Problem to solve – Without altering anything, output the material below.

Entries with figure data:
####

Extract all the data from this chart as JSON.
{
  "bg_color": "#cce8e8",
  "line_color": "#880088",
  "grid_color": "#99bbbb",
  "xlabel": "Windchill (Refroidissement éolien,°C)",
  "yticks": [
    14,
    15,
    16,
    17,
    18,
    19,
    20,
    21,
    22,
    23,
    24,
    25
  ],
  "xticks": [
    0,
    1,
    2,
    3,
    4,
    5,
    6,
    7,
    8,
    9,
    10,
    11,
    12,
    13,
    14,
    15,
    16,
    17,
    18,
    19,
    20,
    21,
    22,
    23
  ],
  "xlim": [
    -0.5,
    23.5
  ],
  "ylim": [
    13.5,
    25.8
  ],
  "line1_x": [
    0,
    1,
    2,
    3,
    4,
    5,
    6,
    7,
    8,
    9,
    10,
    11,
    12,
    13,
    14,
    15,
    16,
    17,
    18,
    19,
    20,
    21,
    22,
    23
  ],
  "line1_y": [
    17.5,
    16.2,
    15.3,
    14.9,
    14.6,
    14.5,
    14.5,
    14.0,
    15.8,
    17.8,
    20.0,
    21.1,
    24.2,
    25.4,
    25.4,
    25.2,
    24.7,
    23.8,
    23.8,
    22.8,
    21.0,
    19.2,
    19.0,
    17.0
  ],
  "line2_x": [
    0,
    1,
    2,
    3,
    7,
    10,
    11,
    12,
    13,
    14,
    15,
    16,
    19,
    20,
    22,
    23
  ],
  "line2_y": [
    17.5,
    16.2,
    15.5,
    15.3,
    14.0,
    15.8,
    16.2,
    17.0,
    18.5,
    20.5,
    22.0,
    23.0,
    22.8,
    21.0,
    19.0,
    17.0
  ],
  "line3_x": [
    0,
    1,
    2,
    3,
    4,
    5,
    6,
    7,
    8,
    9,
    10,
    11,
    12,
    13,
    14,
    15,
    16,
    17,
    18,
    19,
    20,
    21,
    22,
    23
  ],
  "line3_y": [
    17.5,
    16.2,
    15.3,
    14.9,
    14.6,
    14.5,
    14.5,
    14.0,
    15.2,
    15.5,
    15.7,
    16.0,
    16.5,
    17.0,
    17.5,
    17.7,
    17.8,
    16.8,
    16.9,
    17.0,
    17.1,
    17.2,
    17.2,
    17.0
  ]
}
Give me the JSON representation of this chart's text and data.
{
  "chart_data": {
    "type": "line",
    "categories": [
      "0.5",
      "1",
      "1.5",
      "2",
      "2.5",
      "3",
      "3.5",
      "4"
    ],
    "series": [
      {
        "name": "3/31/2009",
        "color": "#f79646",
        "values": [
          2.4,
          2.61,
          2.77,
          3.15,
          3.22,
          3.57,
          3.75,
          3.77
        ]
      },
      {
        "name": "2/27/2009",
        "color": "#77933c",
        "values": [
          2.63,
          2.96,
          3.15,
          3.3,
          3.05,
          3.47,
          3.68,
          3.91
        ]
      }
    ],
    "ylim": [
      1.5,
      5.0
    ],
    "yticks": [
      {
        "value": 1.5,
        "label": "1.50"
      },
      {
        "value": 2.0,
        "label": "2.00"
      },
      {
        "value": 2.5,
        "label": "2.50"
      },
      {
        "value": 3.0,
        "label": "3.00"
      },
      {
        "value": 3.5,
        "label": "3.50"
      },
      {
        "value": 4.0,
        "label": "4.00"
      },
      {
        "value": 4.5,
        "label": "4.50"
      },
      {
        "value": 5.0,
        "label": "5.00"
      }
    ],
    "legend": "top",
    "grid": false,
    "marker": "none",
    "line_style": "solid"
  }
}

####

Final result –
Extract all the data from this chart as JSON.
{
  "bg_color": "#cce8e8",
  "line_color": "#880088",
  "grid_color": "#99bbbb",
  "xlabel": "Windchill (Refroidissement éolien,°C)",
  "yticks": [
    14,
    15,
    16,
    17,
    18,
    19,
    20,
    21,
    22,
    23,
    24,
    25
  ],
  "xticks": [
    0,
    1,
    2,
    3,
    4,
    5,
    6,
    7,
    8,
    9,
    10,
    11,
    12,
    13,
    14,
    15,
    16,
    17,
    18,
    19,
    20,
    21,
    22,
    23
  ],
  "xlim": [
    -0.5,
    23.5
  ],
  "ylim": [
    13.5,
    25.8
  ],
  "line1_x": [
    0,
    1,
    2,
    3,
    4,
    5,
    6,
    7,
    8,
    9,
    10,
    11,
    12,
    13,
    14,
    15,
    16,
    17,
    18,
    19,
    20,
    21,
    22,
    23
  ],
  "line1_y": [
    17.5,
    16.2,
    15.3,
    14.9,
    14.6,
    14.5,
    14.5,
    14.0,
    15.8,
    17.8,
    20.0,
    21.1,
    24.2,
    25.4,
    25.4,
    25.2,
    24.7,
    23.8,
    23.8,
    22.8,
    21.0,
    19.2,
    19.0,
    17.0
  ],
  "line2_x": [
    0,
    1,
    2,
    3,
    7,
    10,
    11,
    12,
    13,
    14,
    15,
    16,
    19,
    20,
    22,
    23
  ],
  "line2_y": [
    17.5,
    16.2,
    15.5,
    15.3,
    14.0,
    15.8,
    16.2,
    17.0,
    18.5,
    20.5,
    22.0,
    23.0,
    22.8,
    21.0,
    19.0,
    17.0
  ],
  "line3_x": [
    0,
    1,
    2,
    3,
    4,
    5,
    6,
    7,
    8,
    9,
    10,
    11,
    12,
    13,
    14,
    15,
    16,
    17,
    18,
    19,
    20,
    21,
    22,
    23
  ],
  "line3_y": [
    17.5,
    16.2,
    15.3,
    14.9,
    14.6,
    14.5,
    14.5,
    14.0,
    15.2,
    15.5,
    15.7,
    16.0,
    16.5,
    17.0,
    17.5,
    17.7,
    17.8,
    16.8,
    16.9,
    17.0,
    17.1,
    17.2,
    17.2,
    17.0
  ]
}
Give me the JSON representation of this chart's text and data.
{
  "chart_data": {
    "type": "line",
    "categories": [
      "0.5",
      "1",
      "1.5",
      "2",
      "2.5",
      "3",
      "3.5",
      "4"
    ],
    "series": [
      {
        "name": "3/31/2009",
        "color": "#f79646",
        "values": [
          2.4,
          2.61,
          2.77,
          3.15,
          3.22,
          3.57,
          3.75,
          3.77
        ]
      },
      {
        "name": "2/27/2009",
        "color": "#77933c",
        "values": [
          2.63,
          2.96,
          3.15,
          3.3,
          3.05,
          3.47,
          3.68,
          3.91
        ]
      }
    ],
    "ylim": [
      1.5,
      5.0
    ],
    "yticks": [
      {
        "value": 1.5,
        "label": "1.50"
      },
      {
        "value": 2.0,
        "label": "2.00"
      },
      {
        "value": 2.5,
        "label": "2.50"
      },
      {
        "value": 3.0,
        "label": "3.00"
      },
      {
        "value": 3.5,
        "label": "3.50"
      },
      {
        "value": 4.0,
        "label": "4.00"
      },
      {
        "value": 4.5,
        "label": "4.50"
      },
      {
        "value": 5.0,
        "label": "5.00"
      }
    ],
    "legend": "top",
    "grid": false,
    "marker": "none",
    "line_style": "solid"
  }
}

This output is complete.